-- Begin ENTRIES --
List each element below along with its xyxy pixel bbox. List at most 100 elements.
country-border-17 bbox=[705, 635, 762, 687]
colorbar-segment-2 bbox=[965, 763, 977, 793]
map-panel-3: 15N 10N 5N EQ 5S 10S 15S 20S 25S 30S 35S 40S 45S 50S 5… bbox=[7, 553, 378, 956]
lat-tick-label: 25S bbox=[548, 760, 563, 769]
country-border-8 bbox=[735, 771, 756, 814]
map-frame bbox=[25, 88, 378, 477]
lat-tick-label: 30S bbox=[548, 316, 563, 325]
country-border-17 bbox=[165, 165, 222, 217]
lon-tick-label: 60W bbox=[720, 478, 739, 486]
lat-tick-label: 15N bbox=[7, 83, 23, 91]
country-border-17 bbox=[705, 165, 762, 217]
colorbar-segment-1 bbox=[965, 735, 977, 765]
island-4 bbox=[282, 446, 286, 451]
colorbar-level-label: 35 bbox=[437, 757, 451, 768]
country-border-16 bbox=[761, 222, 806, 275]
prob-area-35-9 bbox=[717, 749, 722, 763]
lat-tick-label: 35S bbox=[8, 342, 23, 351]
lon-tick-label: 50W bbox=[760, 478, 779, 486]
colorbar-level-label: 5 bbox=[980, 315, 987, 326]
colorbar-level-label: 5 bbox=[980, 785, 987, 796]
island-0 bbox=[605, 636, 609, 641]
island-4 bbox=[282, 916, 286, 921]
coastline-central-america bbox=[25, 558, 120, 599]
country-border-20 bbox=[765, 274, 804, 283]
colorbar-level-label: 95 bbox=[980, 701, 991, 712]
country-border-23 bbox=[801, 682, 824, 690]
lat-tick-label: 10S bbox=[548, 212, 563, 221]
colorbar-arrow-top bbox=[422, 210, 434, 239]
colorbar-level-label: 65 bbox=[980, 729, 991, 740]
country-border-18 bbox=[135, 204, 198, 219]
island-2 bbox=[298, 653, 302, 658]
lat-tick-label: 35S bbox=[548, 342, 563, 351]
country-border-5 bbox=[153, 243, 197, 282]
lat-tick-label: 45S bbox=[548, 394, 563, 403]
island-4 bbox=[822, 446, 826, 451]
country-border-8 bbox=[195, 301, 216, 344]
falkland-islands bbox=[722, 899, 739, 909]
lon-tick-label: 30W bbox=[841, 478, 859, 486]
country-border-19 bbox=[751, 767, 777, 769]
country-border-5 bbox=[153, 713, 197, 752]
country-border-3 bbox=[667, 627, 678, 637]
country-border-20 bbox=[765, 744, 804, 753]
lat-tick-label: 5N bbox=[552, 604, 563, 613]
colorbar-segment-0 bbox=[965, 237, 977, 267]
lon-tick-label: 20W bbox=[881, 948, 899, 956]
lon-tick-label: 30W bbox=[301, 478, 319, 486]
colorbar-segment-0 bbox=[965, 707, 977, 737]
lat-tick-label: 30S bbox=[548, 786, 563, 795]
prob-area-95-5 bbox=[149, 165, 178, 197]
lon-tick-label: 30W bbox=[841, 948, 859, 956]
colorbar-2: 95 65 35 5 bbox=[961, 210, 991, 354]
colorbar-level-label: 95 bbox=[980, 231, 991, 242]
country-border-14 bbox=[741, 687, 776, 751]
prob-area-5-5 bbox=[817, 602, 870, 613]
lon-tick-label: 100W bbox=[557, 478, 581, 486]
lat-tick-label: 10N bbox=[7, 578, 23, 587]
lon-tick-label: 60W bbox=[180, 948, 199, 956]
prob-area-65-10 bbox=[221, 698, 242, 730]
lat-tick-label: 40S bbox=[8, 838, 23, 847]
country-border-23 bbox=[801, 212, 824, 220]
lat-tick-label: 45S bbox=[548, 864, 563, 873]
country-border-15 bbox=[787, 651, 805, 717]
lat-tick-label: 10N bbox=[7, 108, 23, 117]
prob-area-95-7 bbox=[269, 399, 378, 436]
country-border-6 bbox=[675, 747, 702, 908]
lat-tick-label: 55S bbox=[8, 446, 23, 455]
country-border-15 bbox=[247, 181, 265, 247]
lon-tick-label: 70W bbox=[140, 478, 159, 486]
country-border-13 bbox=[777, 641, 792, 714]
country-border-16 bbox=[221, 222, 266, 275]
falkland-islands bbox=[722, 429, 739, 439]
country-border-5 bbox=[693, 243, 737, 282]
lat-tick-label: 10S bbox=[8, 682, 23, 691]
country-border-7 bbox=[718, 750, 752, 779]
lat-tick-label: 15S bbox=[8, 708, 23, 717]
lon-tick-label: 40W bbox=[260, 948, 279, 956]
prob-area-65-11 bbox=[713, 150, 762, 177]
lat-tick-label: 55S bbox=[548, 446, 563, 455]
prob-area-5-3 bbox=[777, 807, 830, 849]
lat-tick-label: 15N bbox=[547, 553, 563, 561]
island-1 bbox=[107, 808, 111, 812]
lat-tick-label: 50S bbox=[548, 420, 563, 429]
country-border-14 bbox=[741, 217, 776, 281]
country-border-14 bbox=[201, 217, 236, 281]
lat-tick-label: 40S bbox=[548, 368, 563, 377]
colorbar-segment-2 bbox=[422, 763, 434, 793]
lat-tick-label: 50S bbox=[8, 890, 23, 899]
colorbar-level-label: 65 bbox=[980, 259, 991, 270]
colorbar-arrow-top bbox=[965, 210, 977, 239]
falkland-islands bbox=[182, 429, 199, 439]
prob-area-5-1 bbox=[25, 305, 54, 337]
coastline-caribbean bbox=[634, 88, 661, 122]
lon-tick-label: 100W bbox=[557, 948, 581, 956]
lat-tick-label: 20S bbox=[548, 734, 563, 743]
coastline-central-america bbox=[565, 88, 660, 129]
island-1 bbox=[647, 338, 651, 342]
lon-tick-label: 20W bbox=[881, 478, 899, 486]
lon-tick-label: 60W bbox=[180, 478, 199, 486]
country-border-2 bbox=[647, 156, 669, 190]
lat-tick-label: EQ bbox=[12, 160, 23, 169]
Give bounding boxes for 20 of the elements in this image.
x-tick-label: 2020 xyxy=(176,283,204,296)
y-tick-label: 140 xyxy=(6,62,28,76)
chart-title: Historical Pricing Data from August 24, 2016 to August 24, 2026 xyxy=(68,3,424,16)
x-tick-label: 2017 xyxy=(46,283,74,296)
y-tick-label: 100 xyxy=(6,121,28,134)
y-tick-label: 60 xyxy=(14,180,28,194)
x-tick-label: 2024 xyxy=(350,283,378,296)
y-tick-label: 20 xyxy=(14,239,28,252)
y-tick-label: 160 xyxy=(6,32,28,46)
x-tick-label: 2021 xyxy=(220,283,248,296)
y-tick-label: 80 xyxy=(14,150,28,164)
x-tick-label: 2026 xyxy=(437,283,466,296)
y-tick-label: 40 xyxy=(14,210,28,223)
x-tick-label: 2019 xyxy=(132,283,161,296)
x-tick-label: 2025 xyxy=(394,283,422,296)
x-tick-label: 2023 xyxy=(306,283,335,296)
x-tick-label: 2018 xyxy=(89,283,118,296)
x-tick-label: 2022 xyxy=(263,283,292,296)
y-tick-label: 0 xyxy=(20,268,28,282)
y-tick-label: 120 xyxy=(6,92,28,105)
-- End ENTRIES --
**EXERCISE TASK**
Write out every one of the items above word for word, without changing anything.

**SOLUTION BELOW**
List each element below along with its xyxy pixel bbox. List at most 100 elements.
country-border-17 bbox=[705, 635, 762, 687]
colorbar-segment-2 bbox=[965, 763, 977, 793]
map-panel-3: 15N 10N 5N EQ 5S 10S 15S 20S 25S 30S 35S 40S 45S 50S 5… bbox=[7, 553, 378, 956]
lat-tick-label: 25S bbox=[548, 760, 563, 769]
country-border-8 bbox=[735, 771, 756, 814]
map-frame bbox=[25, 88, 378, 477]
lat-tick-label: 30S bbox=[548, 316, 563, 325]
country-border-17 bbox=[165, 165, 222, 217]
lon-tick-label: 60W bbox=[720, 478, 739, 486]
lat-tick-label: 15N bbox=[7, 83, 23, 91]
country-border-17 bbox=[705, 165, 762, 217]
colorbar-segment-1 bbox=[965, 735, 977, 765]
island-4 bbox=[282, 446, 286, 451]
colorbar-level-label: 35 bbox=[437, 757, 451, 768]
country-border-16 bbox=[761, 222, 806, 275]
prob-area-35-9 bbox=[717, 749, 722, 763]
lat-tick-label: 35S bbox=[8, 342, 23, 351]
lon-tick-label: 50W bbox=[760, 478, 779, 486]
colorbar-level-label: 5 bbox=[980, 315, 987, 326]
colorbar-level-label: 5 bbox=[980, 785, 987, 796]
island-0 bbox=[605, 636, 609, 641]
island-4 bbox=[282, 916, 286, 921]
coastline-central-america bbox=[25, 558, 120, 599]
country-border-20 bbox=[765, 274, 804, 283]
colorbar-level-label: 95 bbox=[980, 701, 991, 712]
country-border-23 bbox=[801, 682, 824, 690]
lat-tick-label: 10S bbox=[548, 212, 563, 221]
colorbar-arrow-top bbox=[422, 210, 434, 239]
colorbar-level-label: 65 bbox=[980, 729, 991, 740]
country-border-18 bbox=[135, 204, 198, 219]
island-2 bbox=[298, 653, 302, 658]
lat-tick-label: 35S bbox=[548, 342, 563, 351]
country-border-5 bbox=[153, 243, 197, 282]
lat-tick-label: 45S bbox=[548, 394, 563, 403]
island-4 bbox=[822, 446, 826, 451]
country-border-8 bbox=[195, 301, 216, 344]
falkland-islands bbox=[722, 899, 739, 909]
lon-tick-label: 30W bbox=[841, 478, 859, 486]
country-border-19 bbox=[751, 767, 777, 769]
country-border-5 bbox=[153, 713, 197, 752]
country-border-3 bbox=[667, 627, 678, 637]
country-border-20 bbox=[765, 744, 804, 753]
lat-tick-label: 5N bbox=[552, 604, 563, 613]
colorbar-segment-0 bbox=[965, 237, 977, 267]
lon-tick-label: 20W bbox=[881, 948, 899, 956]
lon-tick-label: 30W bbox=[301, 478, 319, 486]
colorbar-segment-0 bbox=[965, 707, 977, 737]
lat-tick-label: 30S bbox=[548, 786, 563, 795]
prob-area-95-5 bbox=[149, 165, 178, 197]
lon-tick-label: 30W bbox=[841, 948, 859, 956]
colorbar-2: 95 65 35 5 bbox=[961, 210, 991, 354]
colorbar-level-label: 95 bbox=[980, 231, 991, 242]
country-border-14 bbox=[741, 687, 776, 751]
prob-area-5-5 bbox=[817, 602, 870, 613]
lon-tick-label: 100W bbox=[557, 478, 581, 486]
lat-tick-label: 10N bbox=[7, 578, 23, 587]
lon-tick-label: 60W bbox=[180, 948, 199, 956]
prob-area-65-10 bbox=[221, 698, 242, 730]
lat-tick-label: 40S bbox=[8, 838, 23, 847]
country-border-23 bbox=[801, 212, 824, 220]
lat-tick-label: 45S bbox=[548, 864, 563, 873]
country-border-15 bbox=[787, 651, 805, 717]
lat-tick-label: 10N bbox=[7, 108, 23, 117]
prob-area-95-7 bbox=[269, 399, 378, 436]
country-border-6 bbox=[675, 747, 702, 908]
lat-tick-label: 55S bbox=[8, 446, 23, 455]
country-border-15 bbox=[247, 181, 265, 247]
lon-tick-label: 70W bbox=[140, 478, 159, 486]
country-border-13 bbox=[777, 641, 792, 714]
country-border-16 bbox=[221, 222, 266, 275]
falkland-islands bbox=[722, 429, 739, 439]
country-border-5 bbox=[693, 243, 737, 282]
lat-tick-label: 10S bbox=[8, 682, 23, 691]
country-border-7 bbox=[718, 750, 752, 779]
lat-tick-label: 15S bbox=[8, 708, 23, 717]
lon-tick-label: 40W bbox=[260, 948, 279, 956]
prob-area-65-11 bbox=[713, 150, 762, 177]
lat-tick-label: 55S bbox=[548, 446, 563, 455]
prob-area-5-3 bbox=[777, 807, 830, 849]
lat-tick-label: 15N bbox=[547, 553, 563, 561]
island-1 bbox=[107, 808, 111, 812]
lat-tick-label: 50S bbox=[548, 420, 563, 429]
country-border-14 bbox=[741, 217, 776, 281]
country-border-14 bbox=[201, 217, 236, 281]
lat-tick-label: 40S bbox=[548, 368, 563, 377]
colorbar-segment-2 bbox=[422, 763, 434, 793]
lat-tick-label: 50S bbox=[8, 890, 23, 899]
colorbar-level-label: 65 bbox=[980, 259, 991, 270]
colorbar-arrow-top bbox=[965, 210, 977, 239]
falkland-islands bbox=[182, 429, 199, 439]
prob-area-5-1 bbox=[25, 305, 54, 337]
coastline-caribbean bbox=[634, 88, 661, 122]
lon-tick-label: 100W bbox=[557, 948, 581, 956]
lat-tick-label: 20S bbox=[548, 734, 563, 743]
coastline-central-america bbox=[565, 88, 660, 129]
island-1 bbox=[647, 338, 651, 342]
lon-tick-label: 20W bbox=[881, 478, 899, 486]
lon-tick-label: 60W bbox=[180, 478, 199, 486]
country-border-2 bbox=[647, 156, 669, 190]
lat-tick-label: EQ bbox=[12, 160, 23, 169]
Give bounding boxes for 20 of the elements in this image.
x-tick-label: 2020 xyxy=(176,283,204,296)
y-tick-label: 140 xyxy=(6,62,28,76)
chart-title: Historical Pricing Data from August 24, 2016 to August 24, 2026 xyxy=(68,3,424,16)
x-tick-label: 2017 xyxy=(46,283,74,296)
y-tick-label: 100 xyxy=(6,121,28,134)
y-tick-label: 60 xyxy=(14,180,28,194)
x-tick-label: 2024 xyxy=(350,283,378,296)
y-tick-label: 20 xyxy=(14,239,28,252)
y-tick-label: 160 xyxy=(6,32,28,46)
x-tick-label: 2021 xyxy=(220,283,248,296)
y-tick-label: 80 xyxy=(14,150,28,164)
x-tick-label: 2026 xyxy=(437,283,466,296)
y-tick-label: 40 xyxy=(14,210,28,223)
x-tick-label: 2019 xyxy=(132,283,161,296)
x-tick-label: 2025 xyxy=(394,283,422,296)
x-tick-label: 2023 xyxy=(306,283,335,296)
x-tick-label: 2018 xyxy=(89,283,118,296)
x-tick-label: 2022 xyxy=(263,283,292,296)
y-tick-label: 0 xyxy=(20,268,28,282)
y-tick-label: 120 xyxy=(6,92,28,105)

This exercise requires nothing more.